Requisitos das tarefas:
(A) Reproduza palavra por palavra tudo o que vai de "Celso Mendes é" até "ornamentação da rua." no trecho do texto.
(B) Resuma em duas frases o trecho do texto sobre a rua Pereira Nunes.
(C) Por favor, diga desde que ano vem a tradição da Galera da Pereira Nunes, segundo o trecho do texto.

#### Trecho do texto

Celso Mendes é um carioca de 44 anos, morador da Vila Isabel, bairro da Zona Norte do Rio de Janeiro. Há mais de 30 anos,
o empresário lidera um grupo de vizinhos para pintar e enfeitar a rua
Pereira Nunes de verde e amarelo. Para Mendes, futebol e política não se
misturam.
“A nossa tradição vem desde 1982. São
40 anos. Independente da política, ou não, a gente vai manter a
tradição”, afirma o organizador trajado com uma camiseta verde e amarela
da Galera da Pereira Nunes, grupo responsável pela ornamentação da rua.
“Passou gente aqui gritando o nome de um
candidato, gritando de outro. Para a gente é só futebol, é só Copa do
Mundo. Em política cada um tem seu voto, vai lá na urna, decide o seu.
Para a gente não influenciou em nada”, conta.
O professor Júlio Souza Reis Júnior, de 36 anos, que também faz parte da Galera da Pereira Nunes, lamenta a polarização política, mas ressalta que o foco dos torcedores é a Copa do Mundo.
“A verdade é que, infelizmente, nessas
eleições houve uma polarização muito grande entre dois candidatos, mas
esse não foi o foco da rua. O foco da rua foi fazer uma grande festa e
torcer para o nosso país, que é o Brasil. Independente de questões
políticas, o ideal que a gente fez aqui foi para enfeitar a rua em prol
do nosso hexacampeonato, que eu espero que aconteça”, afirma sorrindo.

########
#### Dados fornecidos

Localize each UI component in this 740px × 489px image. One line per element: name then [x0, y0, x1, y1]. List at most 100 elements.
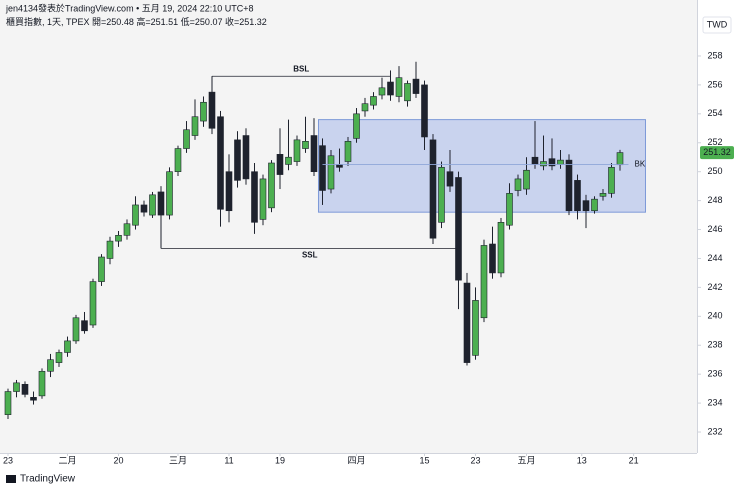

########

Respostas esperadas:
(A)
Celso Mendes é um carioca de 44 anos, morador da Vila Isabel, bairro da Zona Norte do Rio de Janeiro. Há mais de 30 anos,
o empresário lidera um grupo de vizinhos para pintar e enfeitar a rua
Pereira Nunes de verde e amarelo. Para Mendes, futebol e política não se
misturam.
“A nossa tradição vem desde 1982. São
40 anos. Independente da política, ou não, a gente vai manter a
tradição”, afirma o organizador trajado com uma camiseta verde e amarela
da Galera da Pereira Nunes, grupo responsável pela ornamentação da rua.

(B) Celso Mendes, carioca de 44 anos e morador da Vila Isabel, lidera há mais de 30 anos um grupo de vizinhos que pinta e enfeita de verde e amarelo a rua Pereira Nunes, e afirma que futebol e política não se misturam. O professor Júlio Souza Reis Júnior, que também faz parte do grupo, lamenta a polarização das eleições, mas diz que o foco da rua foi fazer uma grande festa e torcer pelo Brasil rumo ao hexacampeonato.

(C) Desde 1982.